Strip the pictures and reproduce the rest of the listing exactly.

--- start Dataset ---

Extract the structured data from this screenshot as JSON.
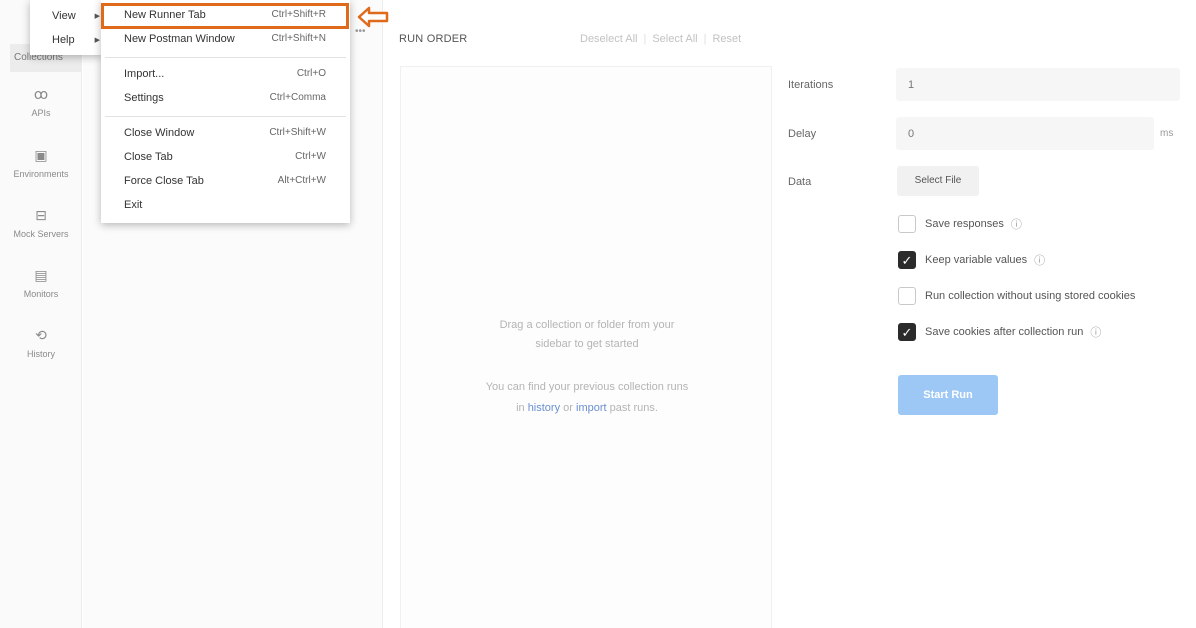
{
  "leftnav": {
    "top_item": "Collections",
    "items": [
      {
        "icon": "apis-icon",
        "glyph": "ꝏ",
        "label": "APIs"
      },
      {
        "icon": "environments-icon",
        "glyph": "▣",
        "label": "Environments"
      },
      {
        "icon": "mock-servers-icon",
        "glyph": "⊟",
        "label": "Mock Servers"
      },
      {
        "icon": "monitors-icon",
        "glyph": "▤",
        "label": "Monitors"
      },
      {
        "icon": "history-icon",
        "glyph": "⟲",
        "label": "History"
      }
    ]
  },
  "menu_left": {
    "view": "View",
    "help": "Help",
    "arrow": "▶"
  },
  "menu_right": {
    "items": [
      {
        "label": "New Runner Tab",
        "shortcut": "Ctrl+Shift+R"
      },
      {
        "label": "New Postman Window",
        "shortcut": "Ctrl+Shift+N"
      },
      {
        "label": "Import...",
        "shortcut": "Ctrl+O"
      },
      {
        "label": "Settings",
        "shortcut": "Ctrl+Comma"
      },
      {
        "label": "Close Window",
        "shortcut": "Ctrl+Shift+W"
      },
      {
        "label": "Close Tab",
        "shortcut": "Ctrl+W"
      },
      {
        "label": "Force Close Tab",
        "shortcut": "Alt+Ctrl+W"
      },
      {
        "label": "Exit",
        "shortcut": ""
      }
    ]
  },
  "runner": {
    "tab_more": "•••",
    "run_order_title": "RUN ORDER",
    "deselect_all": "Deselect All",
    "select_all": "Select All",
    "reset": "Reset",
    "action_sep": "|",
    "drop_line1": "Drag a collection or folder from your",
    "drop_line2": "sidebar to get started",
    "drop_line3": "You can find your previous collection runs",
    "drop_in": "in",
    "drop_history": "history",
    "drop_or": "or",
    "drop_import": "import",
    "drop_past": "past runs.",
    "iterations_label": "Iterations",
    "iterations_value": "1",
    "delay_label": "Delay",
    "delay_value": "0",
    "delay_unit": "ms",
    "data_label": "Data",
    "select_file": "Select File",
    "save_responses": "Save responses",
    "keep_variable_values": "Keep variable values",
    "run_without_cookies": "Run collection without using stored cookies",
    "save_cookies": "Save cookies after collection run",
    "info_glyph": "ⓘ",
    "check_glyph": "✓",
    "start_run": "Start Run"
  },
  "checks": {
    "save_responses": false,
    "keep_variable_values": true,
    "run_without_cookies": false,
    "save_cookies": true
  },
  "colors": {
    "highlight": "#e06a1c",
    "start_run": "#9dc8f5",
    "link": "#6b8fcf"
  }
}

--- end Dataset ---

▶ Final result:
Extract the structured data from this screenshot as JSON.
{
  "leftnav": {
    "top_item": "Collections",
    "items": [
      {
        "icon": "apis-icon",
        "glyph": "ꝏ",
        "label": "APIs"
      },
      {
        "icon": "environments-icon",
        "glyph": "▣",
        "label": "Environments"
      },
      {
        "icon": "mock-servers-icon",
        "glyph": "⊟",
        "label": "Mock Servers"
      },
      {
        "icon": "monitors-icon",
        "glyph": "▤",
        "label": "Monitors"
      },
      {
        "icon": "history-icon",
        "glyph": "⟲",
        "label": "History"
      }
    ]
  },
  "menu_left": {
    "view": "View",
    "help": "Help",
    "arrow": "▶"
  },
  "menu_right": {
    "items": [
      {
        "label": "New Runner Tab",
        "shortcut": "Ctrl+Shift+R"
      },
      {
        "label": "New Postman Window",
        "shortcut": "Ctrl+Shift+N"
      },
      {
        "label": "Import...",
        "shortcut": "Ctrl+O"
      },
      {
        "label": "Settings",
        "shortcut": "Ctrl+Comma"
      },
      {
        "label": "Close Window",
        "shortcut": "Ctrl+Shift+W"
      },
      {
        "label": "Close Tab",
        "shortcut": "Ctrl+W"
      },
      {
        "label": "Force Close Tab",
        "shortcut": "Alt+Ctrl+W"
      },
      {
        "label": "Exit",
        "shortcut": ""
      }
    ]
  },
  "runner": {
    "tab_more": "•••",
    "run_order_title": "RUN ORDER",
    "deselect_all": "Deselect All",
    "select_all": "Select All",
    "reset": "Reset",
    "action_sep": "|",
    "drop_line1": "Drag a collection or folder from your",
    "drop_line2": "sidebar to get started",
    "drop_line3": "You can find your previous collection runs",
    "drop_in": "in",
    "drop_history": "history",
    "drop_or": "or",
    "drop_import": "import",
    "drop_past": "past runs.",
    "iterations_label": "Iterations",
    "iterations_value": "1",
    "delay_label": "Delay",
    "delay_value": "0",
    "delay_unit": "ms",
    "data_label": "Data",
    "select_file": "Select File",
    "save_responses": "Save responses",
    "keep_variable_values": "Keep variable values",
    "run_without_cookies": "Run collection without using stored cookies",
    "save_cookies": "Save cookies after collection run",
    "info_glyph": "ⓘ",
    "check_glyph": "✓",
    "start_run": "Start Run"
  },
  "checks": {
    "save_responses": false,
    "keep_variable_values": true,
    "run_without_cookies": false,
    "save_cookies": true
  },
  "colors": {
    "highlight": "#e06a1c",
    "start_run": "#9dc8f5",
    "link": "#6b8fcf"
  }
}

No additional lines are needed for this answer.